__Set task__. Switch every "peak-label" in the listing below to "compound-label" and give the lines again with nothing else changed. Leave the pictures out.

▼▼▼

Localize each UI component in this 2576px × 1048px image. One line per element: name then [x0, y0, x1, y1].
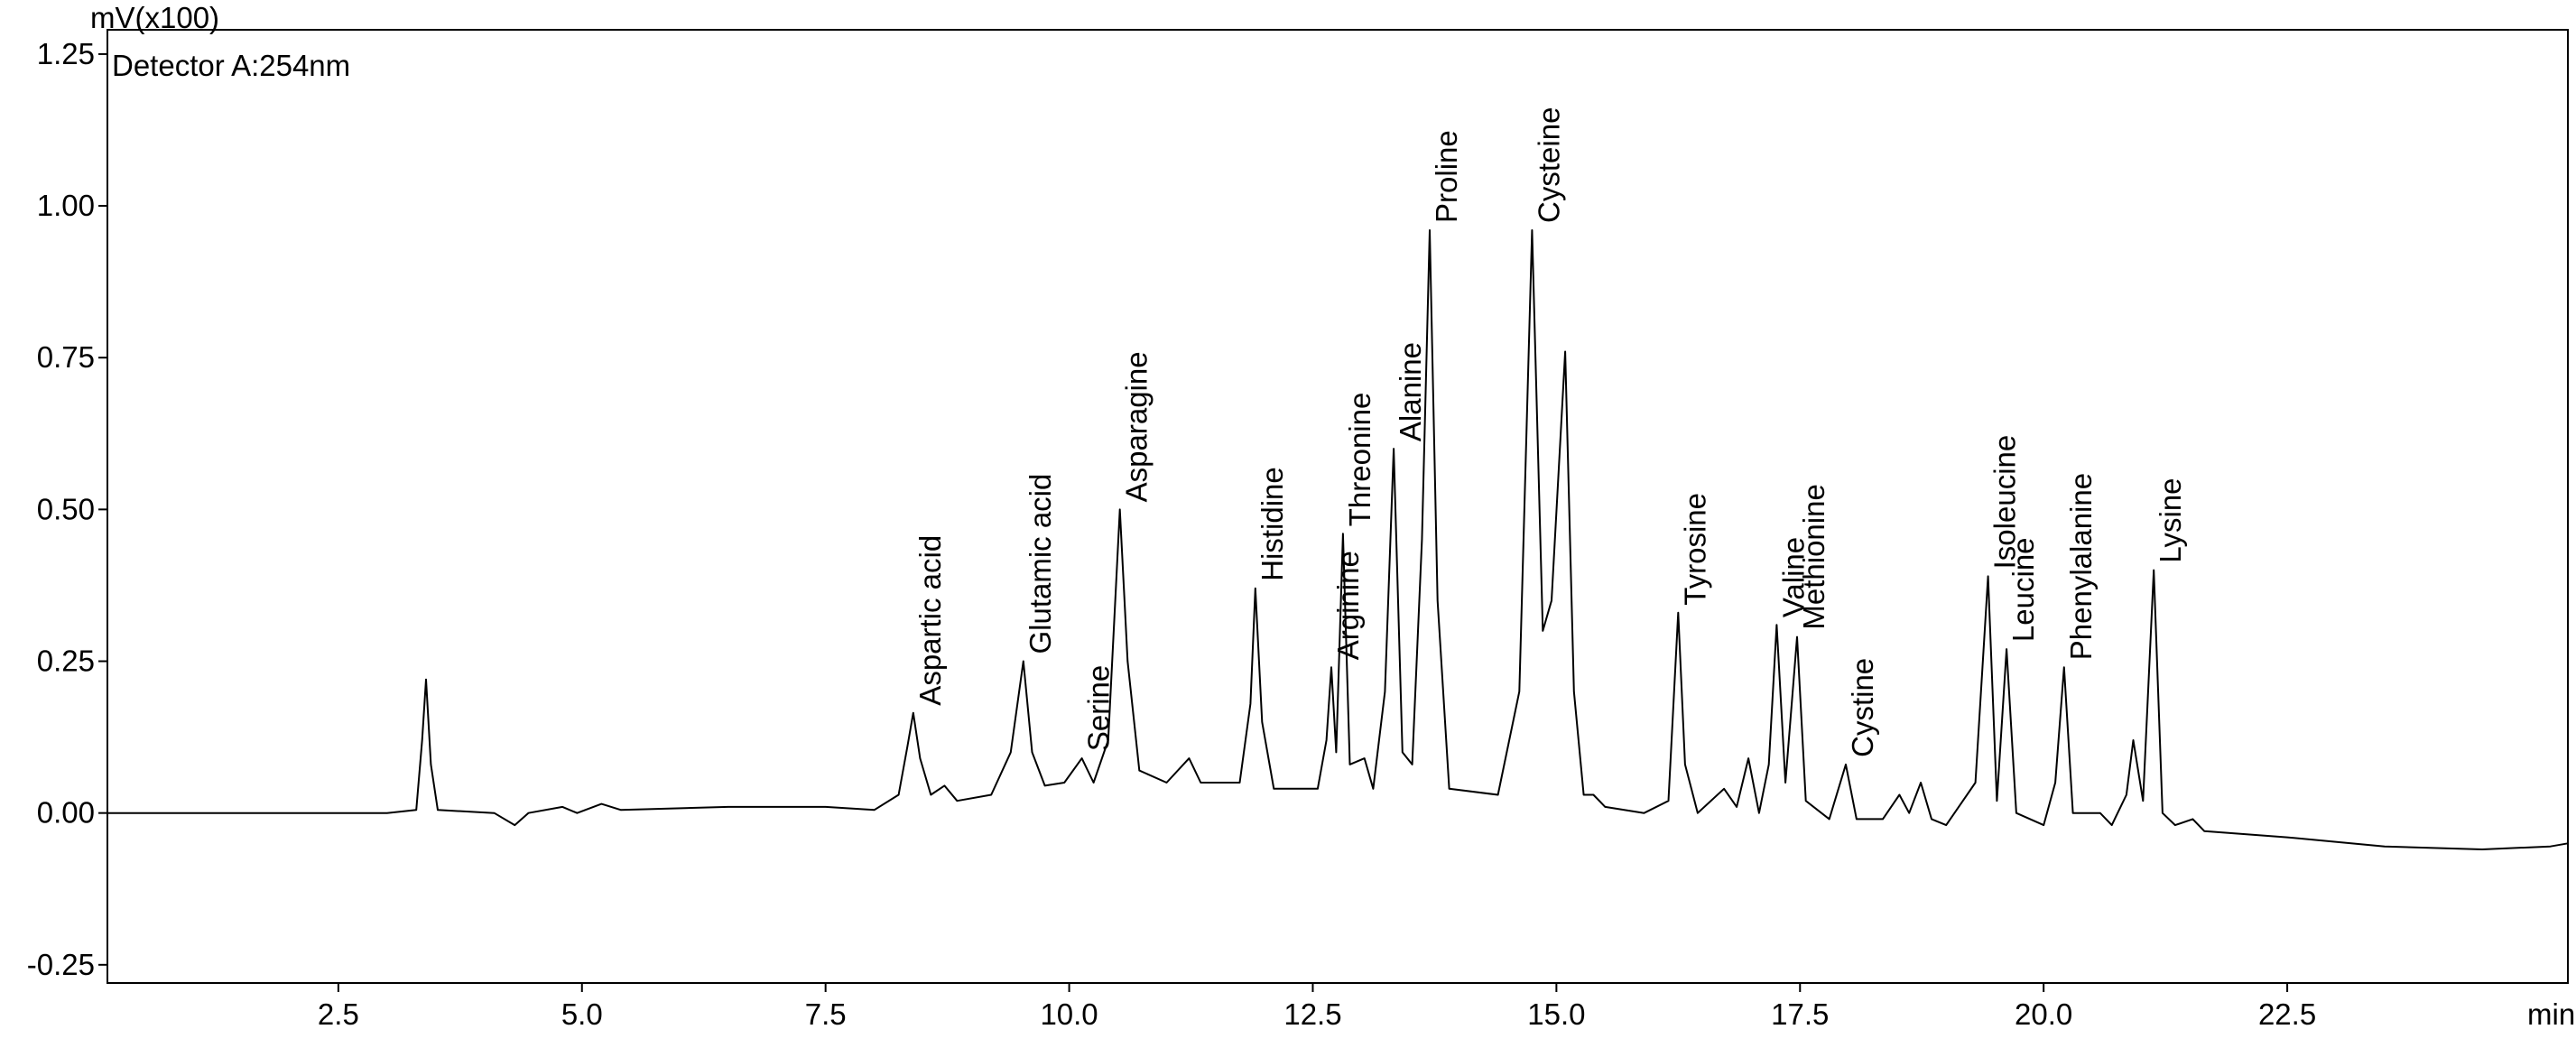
x-tick-label: 20.0: [2015, 997, 2072, 1031]
peak-label: Cystine: [1846, 658, 1879, 757]
x-tick-label: 10.0: [1040, 997, 1098, 1031]
peak-label: Histidine: [1256, 467, 1289, 581]
peak-label: Arginine: [1331, 551, 1365, 660]
peak-label: Threonine: [1343, 393, 1376, 527]
y-tick-label: 0.25: [37, 645, 95, 678]
x-axis-label: min: [2527, 997, 2575, 1031]
peak-label: Alanine: [1394, 342, 1427, 441]
chromatogram-trace: [107, 229, 2569, 850]
x-tick-label: 7.5: [805, 997, 847, 1031]
x-tick-label: 22.5: [2258, 997, 2316, 1031]
peak-label: Tyrosine: [1678, 493, 1711, 606]
x-tick-label: 17.5: [1771, 997, 1829, 1031]
y-tick-label: 1.25: [37, 37, 95, 70]
peak-label: Leucine: [2006, 537, 2040, 642]
peak-label: Phenylalanine: [2064, 473, 2098, 660]
peak-label: Methionine: [1797, 484, 1830, 629]
x-tick-label: 12.5: [1283, 997, 1341, 1031]
peak-label: Asparagine: [1120, 351, 1154, 502]
y-tick-label: 0.50: [37, 492, 95, 525]
x-tick-label: 2.5: [318, 997, 359, 1031]
peak-label: Cysteine: [1532, 107, 1565, 223]
peak-label: Serine: [1082, 665, 1116, 751]
y-tick-label: 0.75: [37, 340, 95, 374]
y-tick-label: 0.00: [37, 796, 95, 830]
y-axis-label: mV(x100): [90, 1, 219, 34]
x-tick-label: 5.0: [561, 997, 603, 1031]
detector-label: Detector A:254nm: [112, 49, 350, 82]
x-tick-label: 15.0: [1527, 997, 1585, 1031]
peak-label: Lysine: [2154, 478, 2187, 562]
y-tick-label: 1.00: [37, 189, 95, 222]
y-tick-label: -0.25: [27, 948, 95, 981]
peak-label: Isoleucine: [1988, 435, 2022, 570]
peak-label: Glutamic acid: [1024, 474, 1057, 654]
plot-frame: [107, 29, 2569, 984]
peak-label: Proline: [1430, 130, 1463, 223]
peak-label: Aspartic acid: [913, 535, 947, 706]
peak-label: Valine: [1776, 537, 1810, 617]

▲▲▲

__Worked solution__.
Localize each UI component in this 2576px × 1048px image. One line per element: name then [x0, y0, x1, y1].
x-tick-label: 20.0: [2015, 997, 2072, 1031]
compound-label: Cystine: [1846, 658, 1879, 757]
x-tick-label: 10.0: [1040, 997, 1098, 1031]
compound-label: Histidine: [1256, 467, 1289, 581]
compound-label: Arginine: [1331, 551, 1365, 660]
compound-label: Threonine: [1343, 393, 1376, 527]
y-tick-label: 0.25: [37, 645, 95, 678]
x-axis-label: min: [2527, 997, 2575, 1031]
compound-label: Alanine: [1394, 342, 1427, 441]
chromatogram-trace: [107, 229, 2569, 850]
x-tick-label: 7.5: [805, 997, 847, 1031]
x-tick-label: 22.5: [2258, 997, 2316, 1031]
compound-label: Tyrosine: [1678, 493, 1711, 606]
x-tick-label: 17.5: [1771, 997, 1829, 1031]
y-tick-label: 1.25: [37, 37, 95, 70]
compound-label: Leucine: [2006, 537, 2040, 642]
compound-label: Phenylalanine: [2064, 473, 2098, 660]
compound-label: Methionine: [1797, 484, 1830, 629]
x-tick-label: 12.5: [1283, 997, 1341, 1031]
compound-label: Asparagine: [1120, 351, 1154, 502]
y-tick-label: 0.50: [37, 492, 95, 525]
x-tick-label: 2.5: [318, 997, 359, 1031]
compound-label: Cysteine: [1532, 107, 1565, 223]
compound-label: Serine: [1082, 665, 1116, 751]
y-tick-label: 0.75: [37, 340, 95, 374]
y-tick-label: 0.00: [37, 796, 95, 830]
y-axis-label: mV(x100): [90, 1, 219, 34]
x-tick-label: 5.0: [561, 997, 603, 1031]
detector-label: Detector A:254nm: [112, 49, 350, 82]
x-tick-label: 15.0: [1527, 997, 1585, 1031]
compound-label: Lysine: [2154, 478, 2187, 562]
y-tick-label: 1.00: [37, 189, 95, 222]
y-tick-label: -0.25: [27, 948, 95, 981]
compound-label: Isoleucine: [1988, 435, 2022, 570]
compound-label: Glutamic acid: [1024, 474, 1057, 654]
plot-frame: [107, 29, 2569, 984]
compound-label: Proline: [1430, 130, 1463, 223]
compound-label: Aspartic acid: [913, 535, 947, 706]
compound-label: Valine: [1776, 537, 1810, 617]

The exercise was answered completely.